(Stored dataset items)
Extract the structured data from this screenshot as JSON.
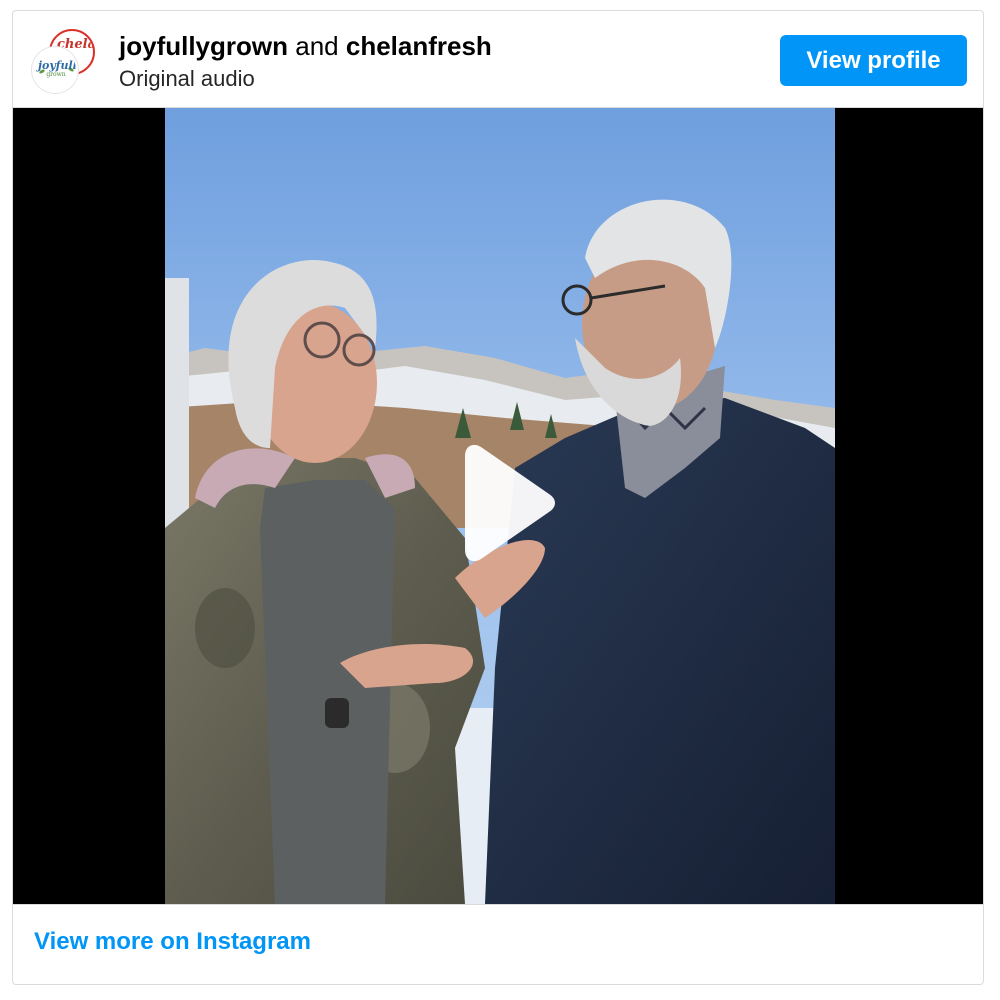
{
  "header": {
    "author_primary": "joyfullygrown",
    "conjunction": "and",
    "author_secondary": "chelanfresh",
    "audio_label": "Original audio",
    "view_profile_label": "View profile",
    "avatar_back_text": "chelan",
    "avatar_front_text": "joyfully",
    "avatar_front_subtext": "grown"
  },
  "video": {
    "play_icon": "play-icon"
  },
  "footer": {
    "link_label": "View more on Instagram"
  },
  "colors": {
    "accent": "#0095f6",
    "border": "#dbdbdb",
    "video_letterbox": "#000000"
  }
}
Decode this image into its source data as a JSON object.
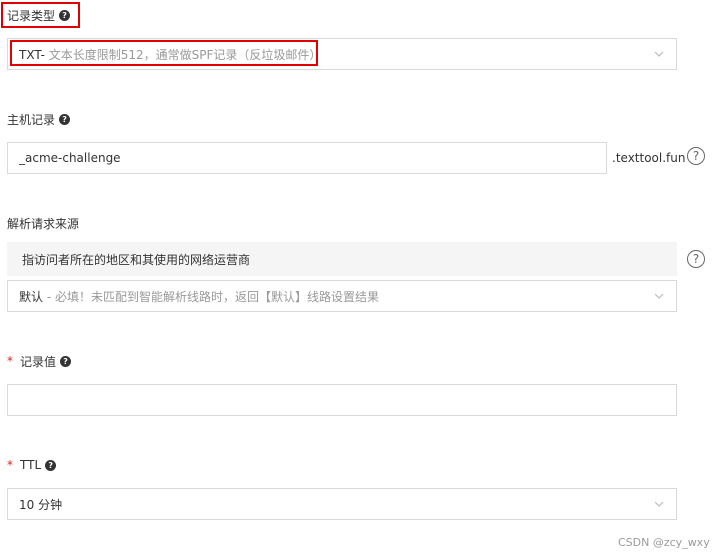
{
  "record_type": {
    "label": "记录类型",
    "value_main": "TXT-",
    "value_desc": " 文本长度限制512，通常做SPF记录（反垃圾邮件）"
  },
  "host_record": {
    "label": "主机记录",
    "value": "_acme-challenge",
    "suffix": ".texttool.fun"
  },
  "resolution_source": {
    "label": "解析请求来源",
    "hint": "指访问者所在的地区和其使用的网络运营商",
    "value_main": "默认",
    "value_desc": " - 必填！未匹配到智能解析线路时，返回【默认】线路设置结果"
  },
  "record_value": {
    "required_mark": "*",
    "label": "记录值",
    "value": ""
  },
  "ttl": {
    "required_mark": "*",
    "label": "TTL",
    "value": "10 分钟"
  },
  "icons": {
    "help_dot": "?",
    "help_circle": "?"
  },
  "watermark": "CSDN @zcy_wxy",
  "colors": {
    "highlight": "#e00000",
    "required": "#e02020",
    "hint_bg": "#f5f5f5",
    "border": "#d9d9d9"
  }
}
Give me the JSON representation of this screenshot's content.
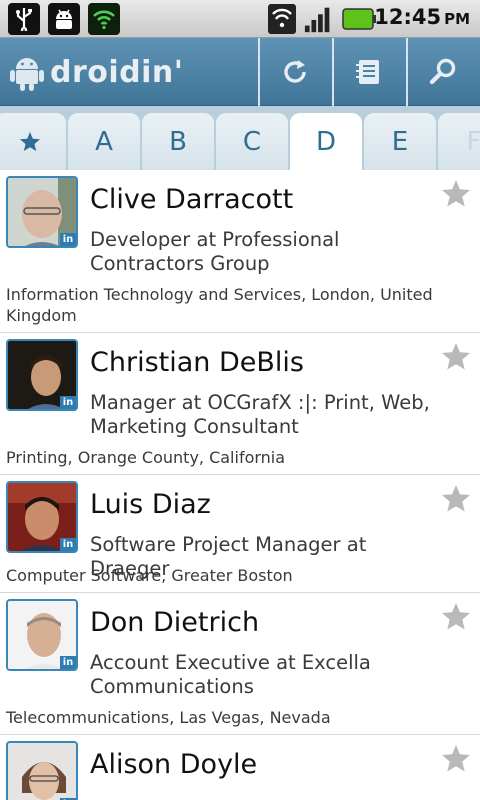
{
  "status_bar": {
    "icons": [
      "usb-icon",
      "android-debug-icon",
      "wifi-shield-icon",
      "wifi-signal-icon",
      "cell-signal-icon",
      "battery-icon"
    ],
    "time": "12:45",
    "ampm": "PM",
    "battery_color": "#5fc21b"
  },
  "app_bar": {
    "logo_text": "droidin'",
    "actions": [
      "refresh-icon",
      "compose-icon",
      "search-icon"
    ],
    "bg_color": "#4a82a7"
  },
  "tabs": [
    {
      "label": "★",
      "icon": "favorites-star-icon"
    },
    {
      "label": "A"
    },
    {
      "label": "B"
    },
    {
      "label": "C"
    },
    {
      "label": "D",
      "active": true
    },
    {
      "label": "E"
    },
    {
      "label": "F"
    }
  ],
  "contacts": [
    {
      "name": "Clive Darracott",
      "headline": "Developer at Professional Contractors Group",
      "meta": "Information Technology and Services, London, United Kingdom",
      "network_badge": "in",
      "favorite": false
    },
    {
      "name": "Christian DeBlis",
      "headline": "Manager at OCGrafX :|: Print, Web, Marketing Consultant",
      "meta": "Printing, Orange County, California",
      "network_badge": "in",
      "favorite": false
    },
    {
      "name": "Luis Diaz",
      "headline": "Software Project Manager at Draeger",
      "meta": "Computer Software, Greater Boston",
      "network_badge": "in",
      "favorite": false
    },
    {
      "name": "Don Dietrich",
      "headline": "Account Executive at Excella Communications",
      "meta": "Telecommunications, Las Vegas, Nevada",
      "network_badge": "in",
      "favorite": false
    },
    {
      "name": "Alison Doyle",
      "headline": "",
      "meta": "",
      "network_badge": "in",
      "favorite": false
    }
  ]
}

--

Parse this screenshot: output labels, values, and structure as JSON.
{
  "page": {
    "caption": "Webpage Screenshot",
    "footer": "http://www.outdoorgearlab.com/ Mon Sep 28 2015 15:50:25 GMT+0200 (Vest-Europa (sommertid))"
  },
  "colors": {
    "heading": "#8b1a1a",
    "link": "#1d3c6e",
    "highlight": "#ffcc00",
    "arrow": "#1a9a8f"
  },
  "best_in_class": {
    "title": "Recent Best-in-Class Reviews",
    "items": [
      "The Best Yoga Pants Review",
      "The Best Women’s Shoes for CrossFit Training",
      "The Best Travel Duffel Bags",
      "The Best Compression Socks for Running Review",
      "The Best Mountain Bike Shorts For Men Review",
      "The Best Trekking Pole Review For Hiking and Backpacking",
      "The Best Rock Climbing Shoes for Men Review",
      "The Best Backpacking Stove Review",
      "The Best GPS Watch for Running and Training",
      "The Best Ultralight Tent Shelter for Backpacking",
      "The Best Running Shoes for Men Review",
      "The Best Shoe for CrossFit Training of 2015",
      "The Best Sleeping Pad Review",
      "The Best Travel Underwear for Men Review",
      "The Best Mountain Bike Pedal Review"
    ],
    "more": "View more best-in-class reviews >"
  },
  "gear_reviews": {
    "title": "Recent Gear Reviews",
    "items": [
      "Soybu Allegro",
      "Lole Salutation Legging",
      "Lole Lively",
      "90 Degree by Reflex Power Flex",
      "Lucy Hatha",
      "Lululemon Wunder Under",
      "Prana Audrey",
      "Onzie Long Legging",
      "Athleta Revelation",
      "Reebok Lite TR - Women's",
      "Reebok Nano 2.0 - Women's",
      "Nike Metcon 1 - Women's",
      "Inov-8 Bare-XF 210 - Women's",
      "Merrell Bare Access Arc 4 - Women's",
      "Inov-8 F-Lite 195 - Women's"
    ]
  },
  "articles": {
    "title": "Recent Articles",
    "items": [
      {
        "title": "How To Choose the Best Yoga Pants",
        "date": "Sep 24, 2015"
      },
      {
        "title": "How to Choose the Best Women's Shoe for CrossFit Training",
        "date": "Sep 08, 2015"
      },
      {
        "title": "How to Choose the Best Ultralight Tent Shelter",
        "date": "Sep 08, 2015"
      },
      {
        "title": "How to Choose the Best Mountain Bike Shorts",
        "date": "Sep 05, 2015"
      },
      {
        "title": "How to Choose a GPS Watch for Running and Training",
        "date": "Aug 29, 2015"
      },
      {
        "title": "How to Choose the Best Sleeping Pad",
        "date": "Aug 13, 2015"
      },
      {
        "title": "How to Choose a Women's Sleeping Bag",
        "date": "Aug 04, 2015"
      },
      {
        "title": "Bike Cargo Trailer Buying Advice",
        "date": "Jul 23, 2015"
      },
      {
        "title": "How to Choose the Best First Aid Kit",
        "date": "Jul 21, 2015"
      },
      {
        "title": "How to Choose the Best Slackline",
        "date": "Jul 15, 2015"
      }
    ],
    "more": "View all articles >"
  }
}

---

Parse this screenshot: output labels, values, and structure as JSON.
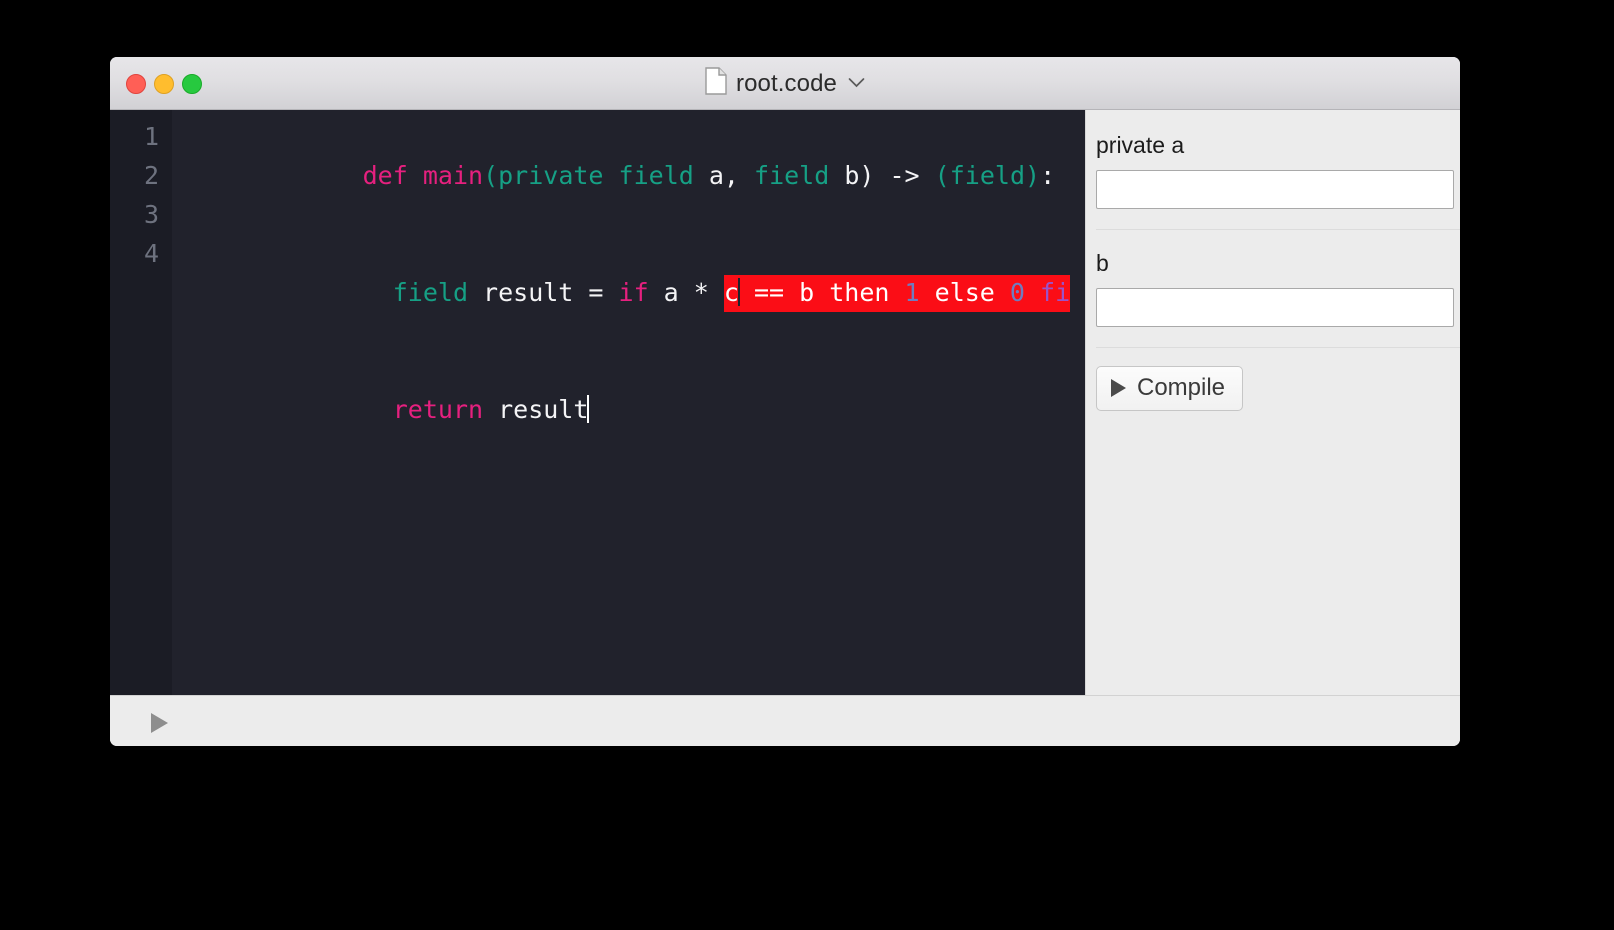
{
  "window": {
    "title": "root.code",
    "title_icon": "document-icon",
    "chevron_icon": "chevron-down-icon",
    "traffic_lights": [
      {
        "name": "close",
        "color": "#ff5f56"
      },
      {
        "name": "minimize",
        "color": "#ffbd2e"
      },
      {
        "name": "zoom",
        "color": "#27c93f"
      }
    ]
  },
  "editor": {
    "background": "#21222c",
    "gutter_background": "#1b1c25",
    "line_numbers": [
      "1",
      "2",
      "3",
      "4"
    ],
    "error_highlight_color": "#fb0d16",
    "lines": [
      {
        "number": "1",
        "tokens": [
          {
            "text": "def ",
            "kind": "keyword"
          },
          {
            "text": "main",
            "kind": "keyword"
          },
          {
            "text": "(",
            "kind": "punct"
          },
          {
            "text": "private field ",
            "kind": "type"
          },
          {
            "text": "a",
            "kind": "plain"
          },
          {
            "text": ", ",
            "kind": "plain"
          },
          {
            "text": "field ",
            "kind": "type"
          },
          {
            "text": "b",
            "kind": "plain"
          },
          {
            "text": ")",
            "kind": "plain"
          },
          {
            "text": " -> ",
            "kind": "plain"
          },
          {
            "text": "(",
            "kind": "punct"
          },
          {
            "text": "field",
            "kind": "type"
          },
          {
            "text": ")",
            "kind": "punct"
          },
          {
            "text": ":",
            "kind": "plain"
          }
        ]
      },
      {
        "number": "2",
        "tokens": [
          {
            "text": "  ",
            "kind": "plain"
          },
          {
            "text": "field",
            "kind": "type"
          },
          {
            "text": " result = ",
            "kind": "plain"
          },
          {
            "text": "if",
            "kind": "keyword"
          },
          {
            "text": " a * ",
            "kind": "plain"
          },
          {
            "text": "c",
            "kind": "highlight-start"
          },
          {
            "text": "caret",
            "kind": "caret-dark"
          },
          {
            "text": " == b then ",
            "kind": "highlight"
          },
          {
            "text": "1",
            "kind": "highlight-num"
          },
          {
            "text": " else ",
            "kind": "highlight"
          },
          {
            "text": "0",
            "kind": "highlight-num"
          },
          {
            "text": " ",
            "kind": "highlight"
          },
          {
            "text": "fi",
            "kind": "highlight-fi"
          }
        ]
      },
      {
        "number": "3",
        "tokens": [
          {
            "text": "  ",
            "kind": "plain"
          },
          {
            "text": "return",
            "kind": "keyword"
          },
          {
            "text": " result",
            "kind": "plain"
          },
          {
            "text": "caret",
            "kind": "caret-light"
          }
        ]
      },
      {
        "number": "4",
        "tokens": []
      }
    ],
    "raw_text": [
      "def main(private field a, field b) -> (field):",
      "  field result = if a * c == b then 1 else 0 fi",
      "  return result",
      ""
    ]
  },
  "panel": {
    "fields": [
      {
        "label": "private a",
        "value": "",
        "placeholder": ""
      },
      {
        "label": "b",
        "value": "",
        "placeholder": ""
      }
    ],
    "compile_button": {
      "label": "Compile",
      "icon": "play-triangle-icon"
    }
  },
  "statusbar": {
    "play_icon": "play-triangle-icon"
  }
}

> Objective
Identify the lines of the entries containing the string "CrossFit". Copy each such line.

> Exercise solution
      "The Best Women’s Shoes for CrossFit Training",
      "The Best Shoe for CrossFit Training of 2015",
        "title": "How to Choose the Best Women's Shoe for CrossFit Training",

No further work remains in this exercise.